> [MATERIAL PROVIDED]:
::::::
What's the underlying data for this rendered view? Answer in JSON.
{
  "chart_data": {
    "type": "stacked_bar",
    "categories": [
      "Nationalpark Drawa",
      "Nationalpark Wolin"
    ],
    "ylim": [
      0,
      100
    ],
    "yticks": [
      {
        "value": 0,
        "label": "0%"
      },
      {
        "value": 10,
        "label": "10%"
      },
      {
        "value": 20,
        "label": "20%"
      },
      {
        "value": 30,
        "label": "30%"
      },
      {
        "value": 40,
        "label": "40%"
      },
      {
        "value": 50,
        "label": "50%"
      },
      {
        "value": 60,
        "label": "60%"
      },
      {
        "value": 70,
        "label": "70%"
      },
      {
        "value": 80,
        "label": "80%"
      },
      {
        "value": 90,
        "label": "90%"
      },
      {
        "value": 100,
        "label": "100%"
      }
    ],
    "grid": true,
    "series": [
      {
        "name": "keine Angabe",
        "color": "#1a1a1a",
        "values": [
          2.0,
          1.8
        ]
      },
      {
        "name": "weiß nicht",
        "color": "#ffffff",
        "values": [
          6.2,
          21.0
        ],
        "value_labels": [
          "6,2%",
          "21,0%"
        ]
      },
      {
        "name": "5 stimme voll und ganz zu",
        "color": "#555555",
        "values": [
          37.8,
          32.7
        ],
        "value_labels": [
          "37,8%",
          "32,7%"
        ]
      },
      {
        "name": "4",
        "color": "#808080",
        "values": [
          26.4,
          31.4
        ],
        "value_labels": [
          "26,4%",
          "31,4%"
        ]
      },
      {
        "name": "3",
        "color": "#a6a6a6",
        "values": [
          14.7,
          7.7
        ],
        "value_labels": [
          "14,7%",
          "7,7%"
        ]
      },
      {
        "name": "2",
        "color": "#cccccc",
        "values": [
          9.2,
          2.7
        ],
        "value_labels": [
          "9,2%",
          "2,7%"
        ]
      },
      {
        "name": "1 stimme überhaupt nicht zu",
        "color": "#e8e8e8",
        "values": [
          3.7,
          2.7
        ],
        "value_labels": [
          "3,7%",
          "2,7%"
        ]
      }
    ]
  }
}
::::::
> [TO BE DONE]:
Output every record above exactly as it appears.

> [TASK ANSWER]:
What's the underlying data for this rendered view? Answer in JSON.
{
  "chart_data": {
    "type": "stacked_bar",
    "categories": [
      "Nationalpark Drawa",
      "Nationalpark Wolin"
    ],
    "ylim": [
      0,
      100
    ],
    "yticks": [
      {
        "value": 0,
        "label": "0%"
      },
      {
        "value": 10,
        "label": "10%"
      },
      {
        "value": 20,
        "label": "20%"
      },
      {
        "value": 30,
        "label": "30%"
      },
      {
        "value": 40,
        "label": "40%"
      },
      {
        "value": 50,
        "label": "50%"
      },
      {
        "value": 60,
        "label": "60%"
      },
      {
        "value": 70,
        "label": "70%"
      },
      {
        "value": 80,
        "label": "80%"
      },
      {
        "value": 90,
        "label": "90%"
      },
      {
        "value": 100,
        "label": "100%"
      }
    ],
    "grid": true,
    "series": [
      {
        "name": "keine Angabe",
        "color": "#1a1a1a",
        "values": [
          2.0,
          1.8
        ]
      },
      {
        "name": "weiß nicht",
        "color": "#ffffff",
        "values": [
          6.2,
          21.0
        ],
        "value_labels": [
          "6,2%",
          "21,0%"
        ]
      },
      {
        "name": "5 stimme voll und ganz zu",
        "color": "#555555",
        "values": [
          37.8,
          32.7
        ],
        "value_labels": [
          "37,8%",
          "32,7%"
        ]
      },
      {
        "name": "4",
        "color": "#808080",
        "values": [
          26.4,
          31.4
        ],
        "value_labels": [
          "26,4%",
          "31,4%"
        ]
      },
      {
        "name": "3",
        "color": "#a6a6a6",
        "values": [
          14.7,
          7.7
        ],
        "value_labels": [
          "14,7%",
          "7,7%"
        ]
      },
      {
        "name": "2",
        "color": "#cccccc",
        "values": [
          9.2,
          2.7
        ],
        "value_labels": [
          "9,2%",
          "2,7%"
        ]
      },
      {
        "name": "1 stimme überhaupt nicht zu",
        "color": "#e8e8e8",
        "values": [
          3.7,
          2.7
        ],
        "value_labels": [
          "3,7%",
          "2,7%"
        ]
      }
    ]
  }
}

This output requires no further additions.